Direction A ::
Please copy the records from their first line up to and including the line containing "y-tick-label: 10 bbox=[76, 108, 90, 122]", keeping every line unchanged.

Document passage ::
-------------------------

Wednesday, June 19, 2019

A Prayer in Observance of Juneteenth

A Prayer in observance of Juneteenth, written for the 2019 Juneteenth Breakfast of Prayer at Meadowbrook United Methodist Church in Fort Worth, Texas:


Dear Gracious God of all people, all times, all places, and all faithfulness,

We give you thanks for this day and for the gift of freedom we all enjoy to come and dwell together in unity as brothers and sisters, family and friends, fellow children and co-heirs in your beautiful and righteous House.

As we gather here to commemorate Juneteenth we are grateful for its important significance and principal reminder: That the war did not end until everyone heard the good news — that slavery was indeed the end cause of so much bloodshed and devastation in our land, that it had been abolished by the virtue of a “government of the people and by the people and for the people”, and that all people in these United States are now and are to ever hence be free.

We invoke your presence here today. We know, LORD, it is true what has often been said, “none of us are free until all are free.”  So stir us with your holy provocation that we might continue to seek liberty and justice for all in this nation, dedicating ourselves to the ongoing work of undoing slavery’s horrific legacy and the legacy of its ugly scions Jim Crow, segregation, mass incarceration, racism, and Sunday morning separation. Give us the strength, the courage, and the burden of spirit to continue the efforts of those who came and suffered before us, that we might truly be a land where all our family members may delight in the crystal fountain of freedom. Give us a spirit of justice, and equity and simple fairness that we, your children, might be free not only in part but in whole.  Not only in word but in fact. May we, all your beloved children, one day — soon — be free; and may we be free indeed. 


We ask these things in the name of the one who “loosed the fateful lightning of His terrible swift sword,” and whose “truth is still marching on”, Christ Jesus our Lord himself, our great emancipator. Amen.

Friday, June 14, 2019

Daily Lesson for June 14, 2019

Today’s Daily Lesson comes from Luke chapter 19 verses 41 and 42:

41 As he came near and saw the city, he wept over it, 42saying, “If you, even you, had only recognized on this day the things that make for peace! But now they are hidden from your eyes.”

Last night I received a text from a former member of my youth group from 20 years ago. He told me that yesterday marked the 20th anniversary of the death of another member of the the group named Tony, who died at age 19 by gunshot wound in a front yard fight. Yesterday some friends from the group all went out to the gravesite to pay their respects. 

I still remember the moment I heard about Tony’s death. A deep lament came over me and I cried like a baby. It was the first young person in the group whose life was lost to senseless gun violence. Unfortunately, it would not be the last. I remember Tony’s grandmother being quoted in the newspaper, “He wasn’t afraid to die; he was afraid to live.”

-------------------------

Direction B ::
In the blog text, the prayer was written for which event?

Dataset excerpts ::
-------------------------

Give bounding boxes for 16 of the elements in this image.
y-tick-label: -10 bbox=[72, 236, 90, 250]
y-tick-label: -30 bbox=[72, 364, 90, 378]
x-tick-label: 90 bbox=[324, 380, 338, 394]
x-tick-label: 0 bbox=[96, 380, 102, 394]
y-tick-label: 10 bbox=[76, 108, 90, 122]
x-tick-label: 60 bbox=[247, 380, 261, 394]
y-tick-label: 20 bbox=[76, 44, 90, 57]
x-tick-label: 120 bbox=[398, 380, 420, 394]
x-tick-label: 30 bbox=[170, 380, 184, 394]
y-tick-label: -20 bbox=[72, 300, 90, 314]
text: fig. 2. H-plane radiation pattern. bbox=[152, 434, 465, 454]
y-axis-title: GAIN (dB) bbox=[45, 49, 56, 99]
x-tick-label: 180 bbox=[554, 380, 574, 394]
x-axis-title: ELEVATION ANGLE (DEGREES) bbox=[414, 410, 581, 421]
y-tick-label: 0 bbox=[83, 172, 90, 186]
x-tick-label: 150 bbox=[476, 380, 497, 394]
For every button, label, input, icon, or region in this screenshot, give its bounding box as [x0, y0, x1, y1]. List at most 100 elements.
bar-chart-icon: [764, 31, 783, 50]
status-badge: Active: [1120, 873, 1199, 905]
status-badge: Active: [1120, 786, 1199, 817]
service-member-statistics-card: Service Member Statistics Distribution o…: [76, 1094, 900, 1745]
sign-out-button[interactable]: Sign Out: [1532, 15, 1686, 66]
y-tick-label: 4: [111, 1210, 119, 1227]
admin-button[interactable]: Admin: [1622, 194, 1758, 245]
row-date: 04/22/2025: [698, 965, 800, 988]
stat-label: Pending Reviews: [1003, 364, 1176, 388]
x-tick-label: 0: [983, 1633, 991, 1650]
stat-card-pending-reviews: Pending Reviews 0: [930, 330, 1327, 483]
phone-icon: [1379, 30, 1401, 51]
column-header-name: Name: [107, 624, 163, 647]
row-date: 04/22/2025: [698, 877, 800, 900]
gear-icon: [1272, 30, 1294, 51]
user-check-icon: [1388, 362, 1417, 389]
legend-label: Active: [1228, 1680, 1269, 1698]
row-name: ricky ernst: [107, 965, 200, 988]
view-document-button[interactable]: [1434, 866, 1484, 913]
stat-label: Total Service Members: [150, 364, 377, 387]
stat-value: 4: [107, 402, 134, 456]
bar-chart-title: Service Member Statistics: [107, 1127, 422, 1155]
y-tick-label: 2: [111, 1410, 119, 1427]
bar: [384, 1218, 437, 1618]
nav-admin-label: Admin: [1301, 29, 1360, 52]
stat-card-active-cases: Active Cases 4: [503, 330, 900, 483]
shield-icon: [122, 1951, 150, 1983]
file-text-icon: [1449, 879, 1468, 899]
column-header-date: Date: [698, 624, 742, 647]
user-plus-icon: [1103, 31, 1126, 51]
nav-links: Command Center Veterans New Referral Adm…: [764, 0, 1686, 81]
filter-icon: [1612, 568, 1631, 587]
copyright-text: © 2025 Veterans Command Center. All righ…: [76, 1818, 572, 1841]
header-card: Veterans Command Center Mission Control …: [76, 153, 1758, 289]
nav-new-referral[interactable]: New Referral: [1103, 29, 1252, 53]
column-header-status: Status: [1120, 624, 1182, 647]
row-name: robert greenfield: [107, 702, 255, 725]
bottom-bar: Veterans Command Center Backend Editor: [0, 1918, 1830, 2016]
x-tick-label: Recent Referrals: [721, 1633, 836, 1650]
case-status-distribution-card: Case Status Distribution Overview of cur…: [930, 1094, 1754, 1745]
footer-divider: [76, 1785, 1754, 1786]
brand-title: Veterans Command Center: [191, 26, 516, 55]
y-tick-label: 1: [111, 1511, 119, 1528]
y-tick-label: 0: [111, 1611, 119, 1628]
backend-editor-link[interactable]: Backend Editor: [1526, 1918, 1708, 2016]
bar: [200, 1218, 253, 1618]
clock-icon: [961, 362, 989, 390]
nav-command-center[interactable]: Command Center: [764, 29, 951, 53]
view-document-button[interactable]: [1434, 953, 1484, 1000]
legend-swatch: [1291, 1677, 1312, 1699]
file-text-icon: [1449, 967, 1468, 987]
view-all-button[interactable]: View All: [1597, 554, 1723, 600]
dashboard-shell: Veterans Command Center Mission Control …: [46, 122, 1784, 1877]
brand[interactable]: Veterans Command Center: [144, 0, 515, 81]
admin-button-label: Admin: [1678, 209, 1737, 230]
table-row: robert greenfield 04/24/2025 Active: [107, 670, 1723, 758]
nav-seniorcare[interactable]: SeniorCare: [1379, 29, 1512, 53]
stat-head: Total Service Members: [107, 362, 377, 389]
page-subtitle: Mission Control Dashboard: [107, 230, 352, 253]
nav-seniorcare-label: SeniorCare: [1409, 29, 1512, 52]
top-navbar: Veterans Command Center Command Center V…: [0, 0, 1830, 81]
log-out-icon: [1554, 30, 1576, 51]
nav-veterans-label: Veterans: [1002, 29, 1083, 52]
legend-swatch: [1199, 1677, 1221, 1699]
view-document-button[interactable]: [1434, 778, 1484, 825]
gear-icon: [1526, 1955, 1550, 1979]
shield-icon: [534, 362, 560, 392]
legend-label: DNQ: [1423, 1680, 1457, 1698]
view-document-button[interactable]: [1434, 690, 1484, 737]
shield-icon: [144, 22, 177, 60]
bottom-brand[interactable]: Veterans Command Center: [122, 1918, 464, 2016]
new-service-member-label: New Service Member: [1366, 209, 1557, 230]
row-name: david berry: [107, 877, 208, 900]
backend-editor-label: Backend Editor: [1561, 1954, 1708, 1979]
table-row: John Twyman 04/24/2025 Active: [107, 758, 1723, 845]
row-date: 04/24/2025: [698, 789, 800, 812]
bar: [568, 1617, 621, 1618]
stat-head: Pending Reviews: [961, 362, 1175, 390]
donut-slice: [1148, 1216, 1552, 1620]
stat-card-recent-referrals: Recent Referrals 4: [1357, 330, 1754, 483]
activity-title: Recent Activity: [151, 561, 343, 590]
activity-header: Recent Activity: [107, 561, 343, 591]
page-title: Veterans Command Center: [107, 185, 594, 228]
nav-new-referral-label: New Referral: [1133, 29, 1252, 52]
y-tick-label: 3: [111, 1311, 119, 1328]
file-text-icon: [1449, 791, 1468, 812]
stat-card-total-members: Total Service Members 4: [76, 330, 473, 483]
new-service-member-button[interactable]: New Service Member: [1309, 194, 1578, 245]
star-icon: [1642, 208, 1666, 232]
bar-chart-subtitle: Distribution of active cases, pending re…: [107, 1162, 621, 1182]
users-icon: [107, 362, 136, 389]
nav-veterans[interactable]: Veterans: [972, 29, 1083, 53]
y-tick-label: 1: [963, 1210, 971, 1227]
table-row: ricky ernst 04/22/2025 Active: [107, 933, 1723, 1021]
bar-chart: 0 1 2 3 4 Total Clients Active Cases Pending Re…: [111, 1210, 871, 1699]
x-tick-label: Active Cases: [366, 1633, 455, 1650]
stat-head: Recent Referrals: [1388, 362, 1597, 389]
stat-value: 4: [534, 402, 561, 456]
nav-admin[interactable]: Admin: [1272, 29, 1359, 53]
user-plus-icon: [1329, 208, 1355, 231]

-------------------------

Right answer A ::
Give bounding boxes for 16 of the elements in this image.
y-tick-label: -10 bbox=[72, 236, 90, 250]
y-tick-label: -30 bbox=[72, 364, 90, 378]
x-tick-label: 90 bbox=[324, 380, 338, 394]
x-tick-label: 0 bbox=[96, 380, 102, 394]
y-tick-label: 10 bbox=[76, 108, 90, 122]

Right answer B ::
The 2019 Juneteenth Breakfast of Prayer at Meadowbrook United Methodist Church in Fort Worth, Texas.